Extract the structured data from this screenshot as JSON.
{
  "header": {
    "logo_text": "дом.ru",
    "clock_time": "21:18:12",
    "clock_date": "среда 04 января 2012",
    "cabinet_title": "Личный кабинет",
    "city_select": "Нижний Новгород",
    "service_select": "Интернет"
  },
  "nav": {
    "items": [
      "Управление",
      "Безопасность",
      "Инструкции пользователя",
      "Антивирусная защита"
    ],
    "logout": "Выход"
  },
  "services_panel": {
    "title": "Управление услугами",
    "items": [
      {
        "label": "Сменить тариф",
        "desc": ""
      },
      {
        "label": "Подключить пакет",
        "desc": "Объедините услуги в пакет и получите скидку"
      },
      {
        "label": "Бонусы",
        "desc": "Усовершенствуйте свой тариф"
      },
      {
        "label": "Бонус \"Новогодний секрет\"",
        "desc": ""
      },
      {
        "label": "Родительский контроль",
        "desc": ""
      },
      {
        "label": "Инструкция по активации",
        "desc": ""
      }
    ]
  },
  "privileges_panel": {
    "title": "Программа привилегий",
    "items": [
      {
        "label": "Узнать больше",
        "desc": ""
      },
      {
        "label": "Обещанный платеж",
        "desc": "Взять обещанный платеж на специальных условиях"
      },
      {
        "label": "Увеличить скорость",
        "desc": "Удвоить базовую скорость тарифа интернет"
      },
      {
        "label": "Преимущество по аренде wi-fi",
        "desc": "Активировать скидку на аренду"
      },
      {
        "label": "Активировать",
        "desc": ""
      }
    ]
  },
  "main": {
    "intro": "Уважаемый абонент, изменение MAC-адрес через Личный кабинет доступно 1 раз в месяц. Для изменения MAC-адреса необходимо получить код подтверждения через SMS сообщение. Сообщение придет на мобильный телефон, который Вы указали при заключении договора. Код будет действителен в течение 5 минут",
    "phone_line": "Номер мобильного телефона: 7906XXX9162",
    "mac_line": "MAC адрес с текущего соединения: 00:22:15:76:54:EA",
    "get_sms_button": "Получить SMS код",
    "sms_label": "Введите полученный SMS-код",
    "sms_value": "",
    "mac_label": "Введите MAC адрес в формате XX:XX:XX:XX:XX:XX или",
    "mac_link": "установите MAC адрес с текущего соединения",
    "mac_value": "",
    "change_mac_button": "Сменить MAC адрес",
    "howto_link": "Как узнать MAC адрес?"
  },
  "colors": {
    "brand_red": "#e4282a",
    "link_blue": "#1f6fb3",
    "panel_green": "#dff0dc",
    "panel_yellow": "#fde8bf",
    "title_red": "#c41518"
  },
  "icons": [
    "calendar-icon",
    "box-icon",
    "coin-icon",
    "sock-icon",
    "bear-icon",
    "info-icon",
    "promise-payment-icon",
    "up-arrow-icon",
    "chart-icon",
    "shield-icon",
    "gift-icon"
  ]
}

#### [Task statement]
Exactly reproduce the material above.

#### [Written response]
Extract the structured data from this screenshot as JSON.
{
  "header": {
    "logo_text": "дом.ru",
    "clock_time": "21:18:12",
    "clock_date": "среда 04 января 2012",
    "cabinet_title": "Личный кабинет",
    "city_select": "Нижний Новгород",
    "service_select": "Интернет"
  },
  "nav": {
    "items": [
      "Управление",
      "Безопасность",
      "Инструкции пользователя",
      "Антивирусная защита"
    ],
    "logout": "Выход"
  },
  "services_panel": {
    "title": "Управление услугами",
    "items": [
      {
        "label": "Сменить тариф",
        "desc": ""
      },
      {
        "label": "Подключить пакет",
        "desc": "Объедините услуги в пакет и получите скидку"
      },
      {
        "label": "Бонусы",
        "desc": "Усовершенствуйте свой тариф"
      },
      {
        "label": "Бонус \"Новогодний секрет\"",
        "desc": ""
      },
      {
        "label": "Родительский контроль",
        "desc": ""
      },
      {
        "label": "Инструкция по активации",
        "desc": ""
      }
    ]
  },
  "privileges_panel": {
    "title": "Программа привилегий",
    "items": [
      {
        "label": "Узнать больше",
        "desc": ""
      },
      {
        "label": "Обещанный платеж",
        "desc": "Взять обещанный платеж на специальных условиях"
      },
      {
        "label": "Увеличить скорость",
        "desc": "Удвоить базовую скорость тарифа интернет"
      },
      {
        "label": "Преимущество по аренде wi-fi",
        "desc": "Активировать скидку на аренду"
      },
      {
        "label": "Активировать",
        "desc": ""
      }
    ]
  },
  "main": {
    "intro": "Уважаемый абонент, изменение MAC-адрес через Личный кабинет доступно 1 раз в месяц. Для изменения MAC-адреса необходимо получить код подтверждения через SMS сообщение. Сообщение придет на мобильный телефон, который Вы указали при заключении договора. Код будет действителен в течение 5 минут",
    "phone_line": "Номер мобильного телефона: 7906XXX9162",
    "mac_line": "MAC адрес с текущего соединения: 00:22:15:76:54:EA",
    "get_sms_button": "Получить SMS код",
    "sms_label": "Введите полученный SMS-код",
    "sms_value": "",
    "mac_label": "Введите MAC адрес в формате XX:XX:XX:XX:XX:XX или",
    "mac_link": "установите MAC адрес с текущего соединения",
    "mac_value": "",
    "change_mac_button": "Сменить MAC адрес",
    "howto_link": "Как узнать MAC адрес?"
  },
  "colors": {
    "brand_red": "#e4282a",
    "link_blue": "#1f6fb3",
    "panel_green": "#dff0dc",
    "panel_yellow": "#fde8bf",
    "title_red": "#c41518"
  },
  "icons": [
    "calendar-icon",
    "box-icon",
    "coin-icon",
    "sock-icon",
    "bear-icon",
    "info-icon",
    "promise-payment-icon",
    "up-arrow-icon",
    "chart-icon",
    "shield-icon",
    "gift-icon"
  ]
}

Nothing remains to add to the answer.